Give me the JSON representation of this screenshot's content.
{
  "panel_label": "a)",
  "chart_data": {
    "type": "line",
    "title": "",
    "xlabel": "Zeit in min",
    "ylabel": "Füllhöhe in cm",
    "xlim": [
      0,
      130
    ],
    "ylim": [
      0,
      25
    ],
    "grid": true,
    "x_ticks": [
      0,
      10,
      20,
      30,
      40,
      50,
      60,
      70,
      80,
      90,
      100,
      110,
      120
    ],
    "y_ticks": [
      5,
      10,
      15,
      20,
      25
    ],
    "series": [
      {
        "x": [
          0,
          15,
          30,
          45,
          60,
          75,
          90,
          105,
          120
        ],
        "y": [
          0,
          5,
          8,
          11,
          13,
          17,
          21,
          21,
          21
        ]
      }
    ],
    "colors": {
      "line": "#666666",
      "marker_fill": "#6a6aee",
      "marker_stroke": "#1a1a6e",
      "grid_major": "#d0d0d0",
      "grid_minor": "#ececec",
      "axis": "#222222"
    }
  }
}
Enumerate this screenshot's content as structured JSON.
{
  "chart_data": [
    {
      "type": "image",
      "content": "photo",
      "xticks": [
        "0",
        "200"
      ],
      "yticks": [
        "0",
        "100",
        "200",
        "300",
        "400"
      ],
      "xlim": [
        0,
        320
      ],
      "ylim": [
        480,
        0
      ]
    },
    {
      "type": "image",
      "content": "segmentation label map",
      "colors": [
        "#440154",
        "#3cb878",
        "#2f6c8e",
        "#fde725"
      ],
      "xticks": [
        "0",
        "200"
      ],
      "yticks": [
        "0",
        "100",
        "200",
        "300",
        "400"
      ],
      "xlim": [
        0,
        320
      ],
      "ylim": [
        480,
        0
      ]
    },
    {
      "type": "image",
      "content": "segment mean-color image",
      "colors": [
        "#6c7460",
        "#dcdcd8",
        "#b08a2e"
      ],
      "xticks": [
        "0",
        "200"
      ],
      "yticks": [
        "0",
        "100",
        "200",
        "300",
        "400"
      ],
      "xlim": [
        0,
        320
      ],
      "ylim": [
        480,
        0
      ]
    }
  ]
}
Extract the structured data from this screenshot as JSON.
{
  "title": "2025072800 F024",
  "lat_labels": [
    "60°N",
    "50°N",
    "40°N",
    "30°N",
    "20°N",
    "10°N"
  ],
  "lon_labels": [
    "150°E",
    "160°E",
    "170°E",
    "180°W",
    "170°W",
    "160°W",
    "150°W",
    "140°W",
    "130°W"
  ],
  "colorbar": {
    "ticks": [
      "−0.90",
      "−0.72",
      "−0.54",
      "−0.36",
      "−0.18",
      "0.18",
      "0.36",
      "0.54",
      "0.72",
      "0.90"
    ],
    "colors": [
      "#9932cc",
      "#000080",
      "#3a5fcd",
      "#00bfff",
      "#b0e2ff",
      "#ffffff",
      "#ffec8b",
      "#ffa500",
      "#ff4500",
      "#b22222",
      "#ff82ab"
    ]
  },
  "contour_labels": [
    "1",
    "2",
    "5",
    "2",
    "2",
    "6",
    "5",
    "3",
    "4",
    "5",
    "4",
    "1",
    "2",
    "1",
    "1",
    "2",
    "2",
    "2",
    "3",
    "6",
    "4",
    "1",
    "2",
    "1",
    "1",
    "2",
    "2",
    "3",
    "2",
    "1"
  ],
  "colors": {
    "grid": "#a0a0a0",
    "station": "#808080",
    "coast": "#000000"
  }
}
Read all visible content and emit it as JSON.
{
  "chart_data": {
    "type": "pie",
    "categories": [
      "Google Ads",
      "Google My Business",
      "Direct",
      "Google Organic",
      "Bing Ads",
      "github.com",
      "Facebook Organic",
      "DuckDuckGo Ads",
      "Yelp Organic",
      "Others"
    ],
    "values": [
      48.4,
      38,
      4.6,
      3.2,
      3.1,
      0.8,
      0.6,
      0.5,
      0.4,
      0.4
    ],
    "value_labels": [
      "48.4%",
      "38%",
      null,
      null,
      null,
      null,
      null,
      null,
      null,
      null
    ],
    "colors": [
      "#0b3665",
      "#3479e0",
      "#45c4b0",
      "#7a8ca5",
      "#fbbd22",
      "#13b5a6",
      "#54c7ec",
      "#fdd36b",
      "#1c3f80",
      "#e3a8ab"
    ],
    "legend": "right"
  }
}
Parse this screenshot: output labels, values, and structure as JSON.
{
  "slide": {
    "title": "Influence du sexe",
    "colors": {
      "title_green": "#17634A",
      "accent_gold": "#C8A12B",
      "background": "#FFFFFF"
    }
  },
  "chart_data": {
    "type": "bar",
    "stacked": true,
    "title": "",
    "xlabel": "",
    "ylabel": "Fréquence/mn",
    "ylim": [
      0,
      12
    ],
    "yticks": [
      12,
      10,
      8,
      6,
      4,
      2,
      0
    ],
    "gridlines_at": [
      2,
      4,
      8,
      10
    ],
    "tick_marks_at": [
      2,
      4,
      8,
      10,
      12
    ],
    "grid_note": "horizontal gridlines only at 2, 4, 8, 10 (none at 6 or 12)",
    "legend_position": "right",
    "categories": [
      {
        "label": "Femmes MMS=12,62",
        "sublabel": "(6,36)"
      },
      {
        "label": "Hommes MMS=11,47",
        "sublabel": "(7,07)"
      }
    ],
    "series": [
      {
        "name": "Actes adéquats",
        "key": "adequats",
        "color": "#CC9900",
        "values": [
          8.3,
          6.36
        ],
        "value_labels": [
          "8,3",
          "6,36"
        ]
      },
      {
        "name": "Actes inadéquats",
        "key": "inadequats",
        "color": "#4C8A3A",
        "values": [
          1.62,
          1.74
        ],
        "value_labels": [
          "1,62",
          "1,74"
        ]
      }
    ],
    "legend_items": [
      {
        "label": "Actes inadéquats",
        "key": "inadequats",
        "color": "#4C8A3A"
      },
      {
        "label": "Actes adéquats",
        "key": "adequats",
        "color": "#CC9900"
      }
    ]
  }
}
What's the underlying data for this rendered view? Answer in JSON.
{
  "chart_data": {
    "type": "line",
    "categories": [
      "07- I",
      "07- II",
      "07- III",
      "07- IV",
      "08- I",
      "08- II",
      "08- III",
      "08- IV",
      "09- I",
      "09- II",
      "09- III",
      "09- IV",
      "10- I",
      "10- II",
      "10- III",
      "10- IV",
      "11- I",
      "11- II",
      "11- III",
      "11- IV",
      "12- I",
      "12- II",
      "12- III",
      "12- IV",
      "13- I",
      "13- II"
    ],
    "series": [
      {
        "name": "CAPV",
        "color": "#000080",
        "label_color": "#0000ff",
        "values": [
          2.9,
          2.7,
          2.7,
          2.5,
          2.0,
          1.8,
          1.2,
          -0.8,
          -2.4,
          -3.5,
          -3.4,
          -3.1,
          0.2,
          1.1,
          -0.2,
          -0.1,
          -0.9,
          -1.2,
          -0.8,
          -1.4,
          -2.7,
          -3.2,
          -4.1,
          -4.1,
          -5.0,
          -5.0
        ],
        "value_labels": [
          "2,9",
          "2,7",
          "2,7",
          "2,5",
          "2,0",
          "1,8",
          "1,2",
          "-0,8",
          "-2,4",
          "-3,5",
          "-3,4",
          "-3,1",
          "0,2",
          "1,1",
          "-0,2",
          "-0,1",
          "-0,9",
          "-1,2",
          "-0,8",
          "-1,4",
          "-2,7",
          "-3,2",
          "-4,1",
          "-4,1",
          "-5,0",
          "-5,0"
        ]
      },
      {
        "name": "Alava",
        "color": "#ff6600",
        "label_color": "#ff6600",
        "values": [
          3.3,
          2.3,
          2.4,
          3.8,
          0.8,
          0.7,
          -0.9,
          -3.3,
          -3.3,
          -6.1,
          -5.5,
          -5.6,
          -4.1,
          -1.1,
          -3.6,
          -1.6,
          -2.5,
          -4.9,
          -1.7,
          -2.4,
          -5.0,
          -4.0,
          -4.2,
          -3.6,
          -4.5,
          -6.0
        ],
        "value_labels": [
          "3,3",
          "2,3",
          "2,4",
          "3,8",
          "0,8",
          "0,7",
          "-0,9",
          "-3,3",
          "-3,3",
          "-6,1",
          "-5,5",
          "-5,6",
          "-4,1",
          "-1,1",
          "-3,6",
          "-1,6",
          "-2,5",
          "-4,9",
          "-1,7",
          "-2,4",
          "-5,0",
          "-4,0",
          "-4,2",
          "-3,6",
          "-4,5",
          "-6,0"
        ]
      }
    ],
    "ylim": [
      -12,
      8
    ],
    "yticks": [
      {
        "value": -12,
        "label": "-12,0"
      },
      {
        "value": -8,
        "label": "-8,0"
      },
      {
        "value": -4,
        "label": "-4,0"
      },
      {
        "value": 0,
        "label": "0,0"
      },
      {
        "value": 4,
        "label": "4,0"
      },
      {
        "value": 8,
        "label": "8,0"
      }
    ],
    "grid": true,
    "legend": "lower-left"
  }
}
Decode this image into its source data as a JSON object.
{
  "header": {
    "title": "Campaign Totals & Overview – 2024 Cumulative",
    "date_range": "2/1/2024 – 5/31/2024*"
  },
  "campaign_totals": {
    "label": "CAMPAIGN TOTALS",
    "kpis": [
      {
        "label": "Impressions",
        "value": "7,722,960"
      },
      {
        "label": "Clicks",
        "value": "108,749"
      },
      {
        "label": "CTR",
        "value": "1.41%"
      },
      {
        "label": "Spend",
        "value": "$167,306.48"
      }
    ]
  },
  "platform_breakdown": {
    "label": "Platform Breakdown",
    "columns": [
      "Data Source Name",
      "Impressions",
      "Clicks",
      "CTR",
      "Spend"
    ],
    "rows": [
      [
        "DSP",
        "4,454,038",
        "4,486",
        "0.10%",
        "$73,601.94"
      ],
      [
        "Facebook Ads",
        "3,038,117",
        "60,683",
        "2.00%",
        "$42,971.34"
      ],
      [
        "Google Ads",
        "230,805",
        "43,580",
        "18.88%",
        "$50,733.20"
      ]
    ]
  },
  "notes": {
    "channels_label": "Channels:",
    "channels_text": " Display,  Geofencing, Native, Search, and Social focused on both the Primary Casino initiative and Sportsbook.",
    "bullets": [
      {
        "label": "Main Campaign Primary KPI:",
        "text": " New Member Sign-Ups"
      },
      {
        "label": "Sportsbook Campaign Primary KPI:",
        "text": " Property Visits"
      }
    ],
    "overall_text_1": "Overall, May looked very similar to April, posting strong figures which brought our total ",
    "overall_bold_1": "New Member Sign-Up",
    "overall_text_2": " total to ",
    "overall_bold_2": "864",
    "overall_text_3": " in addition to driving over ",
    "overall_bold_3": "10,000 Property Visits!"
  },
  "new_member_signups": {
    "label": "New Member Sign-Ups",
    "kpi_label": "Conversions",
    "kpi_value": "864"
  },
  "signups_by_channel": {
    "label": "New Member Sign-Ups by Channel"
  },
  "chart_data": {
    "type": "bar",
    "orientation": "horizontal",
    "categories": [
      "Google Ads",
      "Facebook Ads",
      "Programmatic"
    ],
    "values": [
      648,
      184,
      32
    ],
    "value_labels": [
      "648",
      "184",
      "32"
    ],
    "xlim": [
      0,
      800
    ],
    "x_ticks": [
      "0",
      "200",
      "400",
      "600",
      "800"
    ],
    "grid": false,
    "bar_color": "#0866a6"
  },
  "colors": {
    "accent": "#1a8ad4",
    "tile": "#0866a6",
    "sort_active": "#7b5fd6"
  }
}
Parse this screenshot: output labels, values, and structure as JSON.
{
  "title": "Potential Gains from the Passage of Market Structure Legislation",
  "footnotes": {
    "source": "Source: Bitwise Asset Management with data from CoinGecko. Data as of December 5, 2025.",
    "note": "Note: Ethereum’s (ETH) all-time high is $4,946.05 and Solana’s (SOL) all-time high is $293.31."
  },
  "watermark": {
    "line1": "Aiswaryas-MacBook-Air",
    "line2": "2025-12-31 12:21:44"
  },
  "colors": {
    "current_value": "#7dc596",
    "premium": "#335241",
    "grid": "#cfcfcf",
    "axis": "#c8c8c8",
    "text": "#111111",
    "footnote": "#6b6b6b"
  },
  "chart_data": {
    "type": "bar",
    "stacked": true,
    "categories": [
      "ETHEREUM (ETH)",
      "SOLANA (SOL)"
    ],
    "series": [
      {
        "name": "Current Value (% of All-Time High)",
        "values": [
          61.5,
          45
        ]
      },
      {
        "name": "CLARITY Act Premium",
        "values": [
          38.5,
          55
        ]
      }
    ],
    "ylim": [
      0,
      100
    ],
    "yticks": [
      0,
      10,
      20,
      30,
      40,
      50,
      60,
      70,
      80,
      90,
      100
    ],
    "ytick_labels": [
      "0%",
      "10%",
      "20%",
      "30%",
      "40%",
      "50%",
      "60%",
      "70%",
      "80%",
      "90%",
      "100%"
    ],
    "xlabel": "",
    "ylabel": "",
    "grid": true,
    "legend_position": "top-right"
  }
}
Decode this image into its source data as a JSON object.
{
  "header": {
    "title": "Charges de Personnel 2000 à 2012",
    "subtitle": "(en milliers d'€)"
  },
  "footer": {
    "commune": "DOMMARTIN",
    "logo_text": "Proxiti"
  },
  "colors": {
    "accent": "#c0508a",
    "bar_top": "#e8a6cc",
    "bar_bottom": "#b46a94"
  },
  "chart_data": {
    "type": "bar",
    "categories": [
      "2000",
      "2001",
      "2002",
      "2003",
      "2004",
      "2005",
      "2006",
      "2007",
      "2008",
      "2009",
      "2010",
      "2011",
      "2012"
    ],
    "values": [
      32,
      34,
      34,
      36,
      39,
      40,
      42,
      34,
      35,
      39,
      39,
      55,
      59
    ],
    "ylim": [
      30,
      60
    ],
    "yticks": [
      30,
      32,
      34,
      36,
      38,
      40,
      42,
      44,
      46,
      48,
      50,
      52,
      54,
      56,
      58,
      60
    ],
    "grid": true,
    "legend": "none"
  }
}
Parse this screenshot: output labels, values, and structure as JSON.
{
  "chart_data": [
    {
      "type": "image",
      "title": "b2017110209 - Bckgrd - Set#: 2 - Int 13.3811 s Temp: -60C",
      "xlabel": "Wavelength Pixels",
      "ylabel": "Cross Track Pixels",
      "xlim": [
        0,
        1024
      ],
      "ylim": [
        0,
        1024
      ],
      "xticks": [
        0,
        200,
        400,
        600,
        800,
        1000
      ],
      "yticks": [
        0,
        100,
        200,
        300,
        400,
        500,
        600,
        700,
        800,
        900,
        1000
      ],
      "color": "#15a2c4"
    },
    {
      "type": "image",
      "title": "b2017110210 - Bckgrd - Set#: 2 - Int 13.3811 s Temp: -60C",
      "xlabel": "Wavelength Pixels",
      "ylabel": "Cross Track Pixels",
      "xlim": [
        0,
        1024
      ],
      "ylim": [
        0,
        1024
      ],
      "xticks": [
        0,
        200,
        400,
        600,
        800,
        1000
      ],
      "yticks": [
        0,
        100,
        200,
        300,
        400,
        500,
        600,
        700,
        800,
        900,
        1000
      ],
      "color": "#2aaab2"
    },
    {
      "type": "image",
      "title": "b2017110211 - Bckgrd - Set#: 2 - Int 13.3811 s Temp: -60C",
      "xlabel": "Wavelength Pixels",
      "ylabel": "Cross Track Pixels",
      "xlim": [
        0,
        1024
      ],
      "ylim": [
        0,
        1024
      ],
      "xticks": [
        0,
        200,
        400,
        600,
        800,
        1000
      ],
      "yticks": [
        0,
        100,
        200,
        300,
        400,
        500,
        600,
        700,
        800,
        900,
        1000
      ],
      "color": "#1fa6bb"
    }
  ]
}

= = = = =

§ **Given instruction**: Say how many lines of the data include the word "none". Respond with the number alone.

§ **Result of this task**: 2